(Entries taken from a collection)
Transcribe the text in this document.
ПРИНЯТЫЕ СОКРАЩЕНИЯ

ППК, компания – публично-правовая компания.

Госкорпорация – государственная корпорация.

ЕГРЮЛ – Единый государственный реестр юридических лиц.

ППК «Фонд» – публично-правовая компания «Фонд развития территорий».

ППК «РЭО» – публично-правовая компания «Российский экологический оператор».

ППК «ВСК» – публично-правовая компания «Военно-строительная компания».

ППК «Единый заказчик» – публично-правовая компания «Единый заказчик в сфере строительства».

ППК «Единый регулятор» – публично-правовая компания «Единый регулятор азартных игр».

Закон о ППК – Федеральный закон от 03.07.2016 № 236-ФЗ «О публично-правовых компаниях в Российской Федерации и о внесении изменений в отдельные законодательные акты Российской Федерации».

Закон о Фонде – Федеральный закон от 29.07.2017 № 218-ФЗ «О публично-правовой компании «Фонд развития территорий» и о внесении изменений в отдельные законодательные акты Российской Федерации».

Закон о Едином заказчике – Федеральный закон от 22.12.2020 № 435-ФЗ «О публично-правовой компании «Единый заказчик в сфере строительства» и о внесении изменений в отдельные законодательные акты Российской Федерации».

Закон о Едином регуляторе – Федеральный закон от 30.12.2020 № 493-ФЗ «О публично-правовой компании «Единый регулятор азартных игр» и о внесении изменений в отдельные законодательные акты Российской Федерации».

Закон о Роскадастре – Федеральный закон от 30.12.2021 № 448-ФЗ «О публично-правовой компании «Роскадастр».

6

◆ **TASK DETAILS**: Work out how many lines of the material above contain the word "Фонд", then give only that figure.

◆ **OUTPUT FOR THIS TASK**: 2